### Given problem
Copy each line below that contains "March".

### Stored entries

──────────

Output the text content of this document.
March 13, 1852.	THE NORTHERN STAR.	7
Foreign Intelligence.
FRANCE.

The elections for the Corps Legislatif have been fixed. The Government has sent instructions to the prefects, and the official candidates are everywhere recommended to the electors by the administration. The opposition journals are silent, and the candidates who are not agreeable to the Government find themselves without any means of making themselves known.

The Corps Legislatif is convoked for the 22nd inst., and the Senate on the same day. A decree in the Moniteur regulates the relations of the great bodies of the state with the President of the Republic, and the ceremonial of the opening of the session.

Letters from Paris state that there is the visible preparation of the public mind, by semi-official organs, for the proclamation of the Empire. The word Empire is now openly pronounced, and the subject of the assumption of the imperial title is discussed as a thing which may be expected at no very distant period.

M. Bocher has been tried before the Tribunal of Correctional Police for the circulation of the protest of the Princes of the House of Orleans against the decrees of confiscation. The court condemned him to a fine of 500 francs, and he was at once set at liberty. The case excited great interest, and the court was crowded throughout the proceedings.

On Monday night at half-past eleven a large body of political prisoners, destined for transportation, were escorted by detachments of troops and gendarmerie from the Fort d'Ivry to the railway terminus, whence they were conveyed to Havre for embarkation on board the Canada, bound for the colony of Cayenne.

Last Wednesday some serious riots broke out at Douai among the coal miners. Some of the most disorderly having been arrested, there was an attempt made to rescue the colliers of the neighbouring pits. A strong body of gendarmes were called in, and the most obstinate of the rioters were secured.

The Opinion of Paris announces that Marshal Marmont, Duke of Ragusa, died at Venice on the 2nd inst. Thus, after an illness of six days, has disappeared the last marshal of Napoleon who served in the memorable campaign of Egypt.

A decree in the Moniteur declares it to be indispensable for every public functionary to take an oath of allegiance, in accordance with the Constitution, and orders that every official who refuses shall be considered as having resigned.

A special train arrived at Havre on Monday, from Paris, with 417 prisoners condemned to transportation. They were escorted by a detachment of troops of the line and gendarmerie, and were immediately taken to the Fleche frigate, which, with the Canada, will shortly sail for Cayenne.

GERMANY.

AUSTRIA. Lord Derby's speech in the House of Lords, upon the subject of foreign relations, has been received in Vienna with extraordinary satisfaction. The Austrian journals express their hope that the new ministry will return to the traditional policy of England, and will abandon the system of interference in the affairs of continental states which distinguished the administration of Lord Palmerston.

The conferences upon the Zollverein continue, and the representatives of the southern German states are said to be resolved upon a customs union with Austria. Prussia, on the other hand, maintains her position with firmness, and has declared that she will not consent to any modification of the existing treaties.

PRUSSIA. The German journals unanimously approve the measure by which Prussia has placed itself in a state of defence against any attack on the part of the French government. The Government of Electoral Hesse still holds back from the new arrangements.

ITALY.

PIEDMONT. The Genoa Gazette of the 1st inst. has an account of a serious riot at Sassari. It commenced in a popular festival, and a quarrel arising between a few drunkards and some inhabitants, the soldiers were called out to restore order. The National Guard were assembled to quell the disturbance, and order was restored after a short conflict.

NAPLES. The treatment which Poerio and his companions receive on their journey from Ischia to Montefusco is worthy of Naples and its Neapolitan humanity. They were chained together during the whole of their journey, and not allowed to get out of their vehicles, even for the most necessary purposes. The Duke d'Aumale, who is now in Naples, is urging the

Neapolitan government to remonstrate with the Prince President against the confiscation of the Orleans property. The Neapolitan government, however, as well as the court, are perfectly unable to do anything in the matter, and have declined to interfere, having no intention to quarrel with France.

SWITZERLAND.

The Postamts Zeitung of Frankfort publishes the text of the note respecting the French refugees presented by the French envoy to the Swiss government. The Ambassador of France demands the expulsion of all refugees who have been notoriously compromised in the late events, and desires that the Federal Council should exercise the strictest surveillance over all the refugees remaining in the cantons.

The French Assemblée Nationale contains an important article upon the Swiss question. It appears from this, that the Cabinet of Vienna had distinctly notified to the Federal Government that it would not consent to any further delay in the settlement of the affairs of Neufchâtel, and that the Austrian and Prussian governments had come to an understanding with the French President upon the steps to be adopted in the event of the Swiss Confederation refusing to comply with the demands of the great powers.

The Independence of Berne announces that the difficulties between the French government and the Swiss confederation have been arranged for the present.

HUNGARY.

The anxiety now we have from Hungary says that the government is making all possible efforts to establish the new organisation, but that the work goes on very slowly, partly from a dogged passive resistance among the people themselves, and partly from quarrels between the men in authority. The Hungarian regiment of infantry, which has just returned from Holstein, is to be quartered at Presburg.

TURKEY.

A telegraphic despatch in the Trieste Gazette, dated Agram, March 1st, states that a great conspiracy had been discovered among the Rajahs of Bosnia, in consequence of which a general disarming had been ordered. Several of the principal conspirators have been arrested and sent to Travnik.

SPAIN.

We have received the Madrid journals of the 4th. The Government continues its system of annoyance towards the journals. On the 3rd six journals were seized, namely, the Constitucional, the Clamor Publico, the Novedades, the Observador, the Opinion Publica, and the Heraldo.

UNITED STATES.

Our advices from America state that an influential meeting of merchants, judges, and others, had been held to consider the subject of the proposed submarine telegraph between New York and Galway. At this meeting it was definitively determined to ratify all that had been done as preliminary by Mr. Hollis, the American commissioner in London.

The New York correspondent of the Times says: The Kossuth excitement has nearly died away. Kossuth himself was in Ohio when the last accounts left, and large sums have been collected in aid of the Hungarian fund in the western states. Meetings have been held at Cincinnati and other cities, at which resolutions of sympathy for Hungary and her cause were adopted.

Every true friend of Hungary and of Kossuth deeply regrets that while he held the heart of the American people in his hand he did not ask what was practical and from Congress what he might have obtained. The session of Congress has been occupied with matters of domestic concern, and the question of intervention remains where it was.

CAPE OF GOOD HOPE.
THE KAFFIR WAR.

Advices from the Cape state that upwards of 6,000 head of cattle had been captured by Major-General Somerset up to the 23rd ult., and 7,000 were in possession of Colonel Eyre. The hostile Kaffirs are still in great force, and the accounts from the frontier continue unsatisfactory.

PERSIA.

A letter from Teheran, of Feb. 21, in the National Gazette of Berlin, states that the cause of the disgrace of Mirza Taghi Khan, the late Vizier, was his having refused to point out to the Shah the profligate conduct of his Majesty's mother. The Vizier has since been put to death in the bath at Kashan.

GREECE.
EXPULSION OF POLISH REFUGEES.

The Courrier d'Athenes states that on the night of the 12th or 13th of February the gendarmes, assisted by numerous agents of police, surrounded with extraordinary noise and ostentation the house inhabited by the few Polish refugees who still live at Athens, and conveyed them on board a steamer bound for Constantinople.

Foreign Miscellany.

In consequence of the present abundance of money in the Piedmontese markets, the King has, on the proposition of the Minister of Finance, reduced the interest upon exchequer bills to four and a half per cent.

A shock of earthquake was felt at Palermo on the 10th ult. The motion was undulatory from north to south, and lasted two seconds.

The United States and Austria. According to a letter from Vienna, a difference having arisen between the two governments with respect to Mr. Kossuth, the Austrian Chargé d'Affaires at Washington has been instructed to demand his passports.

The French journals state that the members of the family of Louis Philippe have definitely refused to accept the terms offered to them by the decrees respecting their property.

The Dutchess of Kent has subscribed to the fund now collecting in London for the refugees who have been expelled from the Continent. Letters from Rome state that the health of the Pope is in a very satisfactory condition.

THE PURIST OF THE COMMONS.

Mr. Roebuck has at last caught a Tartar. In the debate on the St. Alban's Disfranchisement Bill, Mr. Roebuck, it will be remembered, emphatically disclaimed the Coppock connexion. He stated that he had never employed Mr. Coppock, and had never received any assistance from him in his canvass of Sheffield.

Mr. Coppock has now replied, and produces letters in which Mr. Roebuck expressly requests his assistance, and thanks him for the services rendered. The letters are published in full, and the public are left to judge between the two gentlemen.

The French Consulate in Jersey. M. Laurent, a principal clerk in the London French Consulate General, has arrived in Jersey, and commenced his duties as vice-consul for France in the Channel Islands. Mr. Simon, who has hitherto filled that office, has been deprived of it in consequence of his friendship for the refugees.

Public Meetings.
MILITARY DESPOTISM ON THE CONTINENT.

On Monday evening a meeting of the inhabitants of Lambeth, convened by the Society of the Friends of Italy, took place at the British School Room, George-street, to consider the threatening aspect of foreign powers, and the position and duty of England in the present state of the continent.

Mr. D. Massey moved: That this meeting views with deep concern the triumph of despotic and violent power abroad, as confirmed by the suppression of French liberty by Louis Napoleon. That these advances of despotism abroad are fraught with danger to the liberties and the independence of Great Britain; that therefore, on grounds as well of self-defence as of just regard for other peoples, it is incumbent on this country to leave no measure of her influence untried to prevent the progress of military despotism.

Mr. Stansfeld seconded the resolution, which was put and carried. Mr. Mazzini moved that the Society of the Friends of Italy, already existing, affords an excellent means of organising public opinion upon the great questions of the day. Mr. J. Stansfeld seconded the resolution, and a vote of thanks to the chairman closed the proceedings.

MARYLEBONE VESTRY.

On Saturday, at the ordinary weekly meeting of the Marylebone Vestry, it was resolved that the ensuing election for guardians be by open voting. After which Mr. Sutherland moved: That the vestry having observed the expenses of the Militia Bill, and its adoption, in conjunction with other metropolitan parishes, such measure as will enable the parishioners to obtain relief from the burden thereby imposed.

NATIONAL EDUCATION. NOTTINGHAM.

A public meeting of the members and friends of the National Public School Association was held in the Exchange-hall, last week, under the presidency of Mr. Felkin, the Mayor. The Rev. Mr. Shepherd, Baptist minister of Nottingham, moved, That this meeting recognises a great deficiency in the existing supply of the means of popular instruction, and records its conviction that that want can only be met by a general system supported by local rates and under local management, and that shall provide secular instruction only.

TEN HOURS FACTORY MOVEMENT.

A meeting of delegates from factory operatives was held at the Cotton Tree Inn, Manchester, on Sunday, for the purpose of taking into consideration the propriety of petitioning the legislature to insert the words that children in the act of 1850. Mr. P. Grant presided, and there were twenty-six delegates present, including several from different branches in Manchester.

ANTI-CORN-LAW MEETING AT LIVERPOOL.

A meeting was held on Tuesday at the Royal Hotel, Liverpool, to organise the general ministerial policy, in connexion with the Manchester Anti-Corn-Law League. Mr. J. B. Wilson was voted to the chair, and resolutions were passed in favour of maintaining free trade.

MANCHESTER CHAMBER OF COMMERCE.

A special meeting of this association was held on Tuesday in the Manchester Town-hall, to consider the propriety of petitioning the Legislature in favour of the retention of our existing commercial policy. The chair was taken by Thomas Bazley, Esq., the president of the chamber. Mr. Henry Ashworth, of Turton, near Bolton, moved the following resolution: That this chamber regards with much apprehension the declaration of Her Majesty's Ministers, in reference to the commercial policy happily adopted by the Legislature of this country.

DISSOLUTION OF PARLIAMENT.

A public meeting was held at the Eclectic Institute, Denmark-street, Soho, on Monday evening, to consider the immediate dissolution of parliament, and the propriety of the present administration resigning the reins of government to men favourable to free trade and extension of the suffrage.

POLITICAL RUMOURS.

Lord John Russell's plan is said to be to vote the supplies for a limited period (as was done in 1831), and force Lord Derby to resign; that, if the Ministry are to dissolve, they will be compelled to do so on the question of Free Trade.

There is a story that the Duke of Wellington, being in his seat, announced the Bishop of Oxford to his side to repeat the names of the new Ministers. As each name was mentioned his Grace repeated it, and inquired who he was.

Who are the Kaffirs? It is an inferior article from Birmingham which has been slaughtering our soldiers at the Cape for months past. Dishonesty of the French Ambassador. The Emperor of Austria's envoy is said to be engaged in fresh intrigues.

──────────

### Result for this exercise
March 13, 1852.	THE NORTHERN STAR.	7
A telegraphic despatch in the Trieste Gazette, dated Agram, March 1st, states that a great conspiracy had been discovered among the Rajahs of Bosnia, in consequence of which a general disarming had been ordered. Several of the principal conspirators have been arrested and sent to Travnik.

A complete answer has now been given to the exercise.